> [AIM OF THE EXERCISE]:
Set down the data below without change, skipping the pictures it holds.

> [DATASET ENTRIES]:
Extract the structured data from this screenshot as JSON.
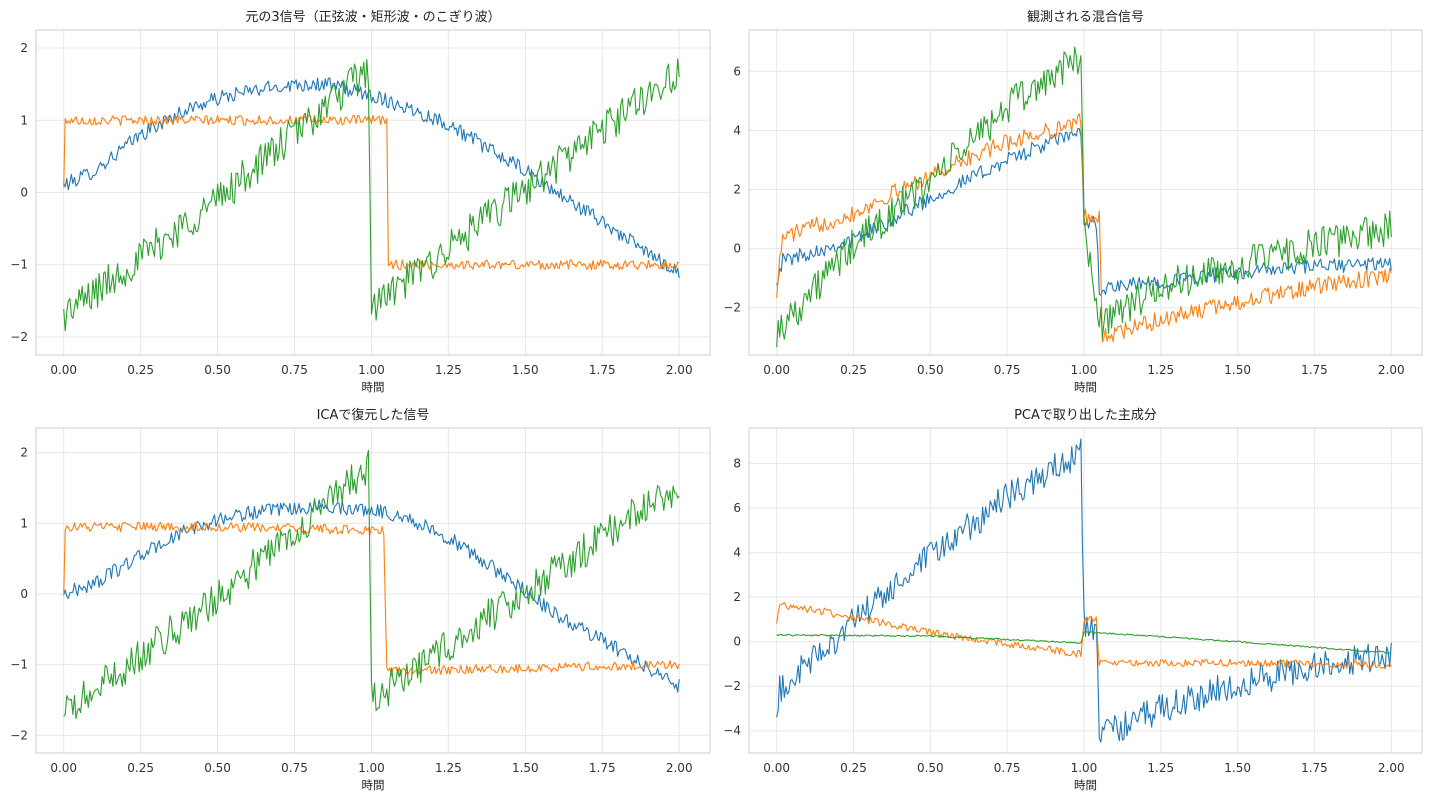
{
  "colors": {
    "blue": "#1f77b4",
    "orange": "#ff7f0e",
    "green": "#2ca02c"
  },
  "chart_data": [
    {
      "type": "line",
      "title": "元の3信号（正弦波・矩形波・のこぎり波）",
      "xlabel": "時間",
      "ylabel": "",
      "xlim": [
        -0.09,
        2.1
      ],
      "ylim": [
        -2.25,
        2.25
      ],
      "xticks": [
        "0.00",
        "0.25",
        "0.50",
        "0.75",
        "1.00",
        "1.25",
        "1.50",
        "1.75",
        "2.00"
      ],
      "yticks": [
        "−2",
        "−1",
        "0",
        "1",
        "2"
      ],
      "grid": true,
      "series": [
        {
          "color": "#1f77b4",
          "noise": 0.06,
          "x": [
            0,
            0.1,
            0.25,
            0.4,
            0.5,
            0.6,
            0.75,
            0.85,
            0.95,
            1.0,
            1.1,
            1.25,
            1.4,
            1.5,
            1.6,
            1.75,
            1.9,
            2.0
          ],
          "y": [
            0.1,
            0.3,
            0.8,
            1.15,
            1.3,
            1.4,
            1.5,
            1.5,
            1.4,
            1.35,
            1.2,
            0.95,
            0.55,
            0.3,
            0.0,
            -0.4,
            -0.85,
            -1.1
          ]
        },
        {
          "color": "#ff7f0e",
          "noise": 0.04,
          "x": [
            0,
            0.005,
            1.05,
            1.051,
            2.0
          ],
          "y": [
            0.05,
            1.0,
            1.0,
            -1.0,
            -1.0
          ]
        },
        {
          "color": "#2ca02c",
          "noise": 0.15,
          "x": [
            0,
            0.5,
            0.99,
            1.0,
            1.5,
            2.0
          ],
          "y": [
            -1.7,
            -0.1,
            1.7,
            -1.6,
            0.05,
            1.7
          ]
        }
      ]
    },
    {
      "type": "line",
      "title": "観測される混合信号",
      "xlabel": "時間",
      "ylabel": "",
      "xlim": [
        -0.09,
        2.1
      ],
      "ylim": [
        -3.6,
        7.4
      ],
      "xticks": [
        "0.00",
        "0.25",
        "0.50",
        "0.75",
        "1.00",
        "1.25",
        "1.50",
        "1.75",
        "2.00"
      ],
      "yticks": [
        "−2",
        "0",
        "2",
        "4",
        "6"
      ],
      "grid": true,
      "series": [
        {
          "color": "#1f77b4",
          "noise": 0.15,
          "x": [
            0,
            0.02,
            0.25,
            0.5,
            0.75,
            0.99,
            1.0,
            1.04,
            1.05,
            1.25,
            1.5,
            1.75,
            2.0
          ],
          "y": [
            -1.0,
            -0.4,
            0.3,
            1.7,
            3.0,
            4.0,
            0.9,
            0.9,
            -1.4,
            -1.1,
            -0.8,
            -0.6,
            -0.5
          ]
        },
        {
          "color": "#ff7f0e",
          "noise": 0.17,
          "x": [
            0,
            0.02,
            0.25,
            0.5,
            0.75,
            0.99,
            1.0,
            1.05,
            1.06,
            1.25,
            1.5,
            1.75,
            2.0
          ],
          "y": [
            -1.4,
            0.4,
            1.2,
            2.5,
            3.6,
            4.3,
            1.1,
            1.1,
            -3.0,
            -2.4,
            -1.8,
            -1.3,
            -0.9
          ]
        },
        {
          "color": "#2ca02c",
          "noise": 0.35,
          "x": [
            0,
            0.25,
            0.5,
            0.75,
            0.99,
            1.0,
            1.05,
            1.25,
            1.5,
            1.75,
            2.0
          ],
          "y": [
            -2.8,
            0.1,
            2.3,
            4.8,
            6.5,
            0.9,
            -2.5,
            -1.3,
            -0.6,
            0.1,
            0.7
          ]
        }
      ]
    },
    {
      "type": "line",
      "title": "ICAで復元した信号",
      "xlabel": "時間",
      "ylabel": "",
      "xlim": [
        -0.09,
        2.1
      ],
      "ylim": [
        -2.25,
        2.35
      ],
      "xticks": [
        "0.00",
        "0.25",
        "0.50",
        "0.75",
        "1.00",
        "1.25",
        "1.50",
        "1.75",
        "2.00"
      ],
      "yticks": [
        "−2",
        "−1",
        "0",
        "1",
        "2"
      ],
      "grid": true,
      "series": [
        {
          "color": "#1f77b4",
          "noise": 0.06,
          "x": [
            0,
            0.1,
            0.25,
            0.4,
            0.5,
            0.6,
            0.75,
            0.85,
            0.95,
            1.0,
            1.1,
            1.25,
            1.4,
            1.5,
            1.6,
            1.75,
            1.9,
            2.0
          ],
          "y": [
            0.0,
            0.15,
            0.55,
            0.9,
            1.05,
            1.15,
            1.2,
            1.25,
            1.2,
            1.2,
            1.1,
            0.8,
            0.35,
            0.05,
            -0.3,
            -0.65,
            -1.05,
            -1.3
          ]
        },
        {
          "color": "#ff7f0e",
          "noise": 0.04,
          "x": [
            0,
            0.005,
            0.5,
            1.04,
            1.05,
            1.5,
            2.0
          ],
          "y": [
            0.0,
            0.95,
            0.95,
            0.9,
            -1.1,
            -1.05,
            -1.0
          ]
        },
        {
          "color": "#2ca02c",
          "noise": 0.15,
          "x": [
            0,
            0.5,
            0.99,
            1.0,
            1.5,
            2.0
          ],
          "y": [
            -1.7,
            -0.05,
            1.8,
            -1.5,
            0.05,
            1.55
          ]
        }
      ]
    },
    {
      "type": "line",
      "title": "PCAで取り出した主成分",
      "xlabel": "時間",
      "ylabel": "",
      "xlim": [
        -0.09,
        2.1
      ],
      "ylim": [
        -5.0,
        9.6
      ],
      "xticks": [
        "0.00",
        "0.25",
        "0.50",
        "0.75",
        "1.00",
        "1.25",
        "1.50",
        "1.75",
        "2.00"
      ],
      "yticks": [
        "−4",
        "−2",
        "0",
        "2",
        "4",
        "6",
        "8"
      ],
      "grid": true,
      "series": [
        {
          "color": "#1f77b4",
          "noise": 0.4,
          "x": [
            0,
            0.01,
            0.25,
            0.5,
            0.75,
            0.99,
            1.0,
            1.04,
            1.05,
            1.25,
            1.5,
            1.75,
            2.0
          ],
          "y": [
            -3.8,
            -2.2,
            0.9,
            3.8,
            6.5,
            8.5,
            0.8,
            0.7,
            -4.3,
            -3.0,
            -1.9,
            -1.1,
            -0.6
          ]
        },
        {
          "color": "#ff7f0e",
          "noise": 0.1,
          "x": [
            0,
            0.01,
            0.25,
            0.5,
            0.75,
            0.99,
            1.0,
            1.04,
            1.05,
            1.25,
            1.5,
            1.75,
            2.0
          ],
          "y": [
            0.7,
            1.7,
            1.1,
            0.4,
            -0.1,
            -0.55,
            1.0,
            1.0,
            -0.9,
            -0.95,
            -0.95,
            -1.0,
            -1.05
          ]
        },
        {
          "color": "#2ca02c",
          "noise": 0.02,
          "x": [
            0,
            0.5,
            0.99,
            1.0,
            1.5,
            2.0
          ],
          "y": [
            0.3,
            0.25,
            -0.05,
            0.45,
            0.0,
            -0.5
          ]
        }
      ]
    }
  ]
}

> [RESPONSE TO THIS TASK]:
Extract the structured data from this screenshot as JSON.
{
  "colors": {
    "blue": "#1f77b4",
    "orange": "#ff7f0e",
    "green": "#2ca02c"
  },
  "chart_data": [
    {
      "type": "line",
      "title": "元の3信号（正弦波・矩形波・のこぎり波）",
      "xlabel": "時間",
      "ylabel": "",
      "xlim": [
        -0.09,
        2.1
      ],
      "ylim": [
        -2.25,
        2.25
      ],
      "xticks": [
        "0.00",
        "0.25",
        "0.50",
        "0.75",
        "1.00",
        "1.25",
        "1.50",
        "1.75",
        "2.00"
      ],
      "yticks": [
        "−2",
        "−1",
        "0",
        "1",
        "2"
      ],
      "grid": true,
      "series": [
        {
          "color": "#1f77b4",
          "noise": 0.06,
          "x": [
            0,
            0.1,
            0.25,
            0.4,
            0.5,
            0.6,
            0.75,
            0.85,
            0.95,
            1.0,
            1.1,
            1.25,
            1.4,
            1.5,
            1.6,
            1.75,
            1.9,
            2.0
          ],
          "y": [
            0.1,
            0.3,
            0.8,
            1.15,
            1.3,
            1.4,
            1.5,
            1.5,
            1.4,
            1.35,
            1.2,
            0.95,
            0.55,
            0.3,
            0.0,
            -0.4,
            -0.85,
            -1.1
          ]
        },
        {
          "color": "#ff7f0e",
          "noise": 0.04,
          "x": [
            0,
            0.005,
            1.05,
            1.051,
            2.0
          ],
          "y": [
            0.05,
            1.0,
            1.0,
            -1.0,
            -1.0
          ]
        },
        {
          "color": "#2ca02c",
          "noise": 0.15,
          "x": [
            0,
            0.5,
            0.99,
            1.0,
            1.5,
            2.0
          ],
          "y": [
            -1.7,
            -0.1,
            1.7,
            -1.6,
            0.05,
            1.7
          ]
        }
      ]
    },
    {
      "type": "line",
      "title": "観測される混合信号",
      "xlabel": "時間",
      "ylabel": "",
      "xlim": [
        -0.09,
        2.1
      ],
      "ylim": [
        -3.6,
        7.4
      ],
      "xticks": [
        "0.00",
        "0.25",
        "0.50",
        "0.75",
        "1.00",
        "1.25",
        "1.50",
        "1.75",
        "2.00"
      ],
      "yticks": [
        "−2",
        "0",
        "2",
        "4",
        "6"
      ],
      "grid": true,
      "series": [
        {
          "color": "#1f77b4",
          "noise": 0.15,
          "x": [
            0,
            0.02,
            0.25,
            0.5,
            0.75,
            0.99,
            1.0,
            1.04,
            1.05,
            1.25,
            1.5,
            1.75,
            2.0
          ],
          "y": [
            -1.0,
            -0.4,
            0.3,
            1.7,
            3.0,
            4.0,
            0.9,
            0.9,
            -1.4,
            -1.1,
            -0.8,
            -0.6,
            -0.5
          ]
        },
        {
          "color": "#ff7f0e",
          "noise": 0.17,
          "x": [
            0,
            0.02,
            0.25,
            0.5,
            0.75,
            0.99,
            1.0,
            1.05,
            1.06,
            1.25,
            1.5,
            1.75,
            2.0
          ],
          "y": [
            -1.4,
            0.4,
            1.2,
            2.5,
            3.6,
            4.3,
            1.1,
            1.1,
            -3.0,
            -2.4,
            -1.8,
            -1.3,
            -0.9
          ]
        },
        {
          "color": "#2ca02c",
          "noise": 0.35,
          "x": [
            0,
            0.25,
            0.5,
            0.75,
            0.99,
            1.0,
            1.05,
            1.25,
            1.5,
            1.75,
            2.0
          ],
          "y": [
            -2.8,
            0.1,
            2.3,
            4.8,
            6.5,
            0.9,
            -2.5,
            -1.3,
            -0.6,
            0.1,
            0.7
          ]
        }
      ]
    },
    {
      "type": "line",
      "title": "ICAで復元した信号",
      "xlabel": "時間",
      "ylabel": "",
      "xlim": [
        -0.09,
        2.1
      ],
      "ylim": [
        -2.25,
        2.35
      ],
      "xticks": [
        "0.00",
        "0.25",
        "0.50",
        "0.75",
        "1.00",
        "1.25",
        "1.50",
        "1.75",
        "2.00"
      ],
      "yticks": [
        "−2",
        "−1",
        "0",
        "1",
        "2"
      ],
      "grid": true,
      "series": [
        {
          "color": "#1f77b4",
          "noise": 0.06,
          "x": [
            0,
            0.1,
            0.25,
            0.4,
            0.5,
            0.6,
            0.75,
            0.85,
            0.95,
            1.0,
            1.1,
            1.25,
            1.4,
            1.5,
            1.6,
            1.75,
            1.9,
            2.0
          ],
          "y": [
            0.0,
            0.15,
            0.55,
            0.9,
            1.05,
            1.15,
            1.2,
            1.25,
            1.2,
            1.2,
            1.1,
            0.8,
            0.35,
            0.05,
            -0.3,
            -0.65,
            -1.05,
            -1.3
          ]
        },
        {
          "color": "#ff7f0e",
          "noise": 0.04,
          "x": [
            0,
            0.005,
            0.5,
            1.04,
            1.05,
            1.5,
            2.0
          ],
          "y": [
            0.0,
            0.95,
            0.95,
            0.9,
            -1.1,
            -1.05,
            -1.0
          ]
        },
        {
          "color": "#2ca02c",
          "noise": 0.15,
          "x": [
            0,
            0.5,
            0.99,
            1.0,
            1.5,
            2.0
          ],
          "y": [
            -1.7,
            -0.05,
            1.8,
            -1.5,
            0.05,
            1.55
          ]
        }
      ]
    },
    {
      "type": "line",
      "title": "PCAで取り出した主成分",
      "xlabel": "時間",
      "ylabel": "",
      "xlim": [
        -0.09,
        2.1
      ],
      "ylim": [
        -5.0,
        9.6
      ],
      "xticks": [
        "0.00",
        "0.25",
        "0.50",
        "0.75",
        "1.00",
        "1.25",
        "1.50",
        "1.75",
        "2.00"
      ],
      "yticks": [
        "−4",
        "−2",
        "0",
        "2",
        "4",
        "6",
        "8"
      ],
      "grid": true,
      "series": [
        {
          "color": "#1f77b4",
          "noise": 0.4,
          "x": [
            0,
            0.01,
            0.25,
            0.5,
            0.75,
            0.99,
            1.0,
            1.04,
            1.05,
            1.25,
            1.5,
            1.75,
            2.0
          ],
          "y": [
            -3.8,
            -2.2,
            0.9,
            3.8,
            6.5,
            8.5,
            0.8,
            0.7,
            -4.3,
            -3.0,
            -1.9,
            -1.1,
            -0.6
          ]
        },
        {
          "color": "#ff7f0e",
          "noise": 0.1,
          "x": [
            0,
            0.01,
            0.25,
            0.5,
            0.75,
            0.99,
            1.0,
            1.04,
            1.05,
            1.25,
            1.5,
            1.75,
            2.0
          ],
          "y": [
            0.7,
            1.7,
            1.1,
            0.4,
            -0.1,
            -0.55,
            1.0,
            1.0,
            -0.9,
            -0.95,
            -0.95,
            -1.0,
            -1.05
          ]
        },
        {
          "color": "#2ca02c",
          "noise": 0.02,
          "x": [
            0,
            0.5,
            0.99,
            1.0,
            1.5,
            2.0
          ],
          "y": [
            0.3,
            0.25,
            -0.05,
            0.45,
            0.0,
            -0.5
          ]
        }
      ]
    }
  ]
}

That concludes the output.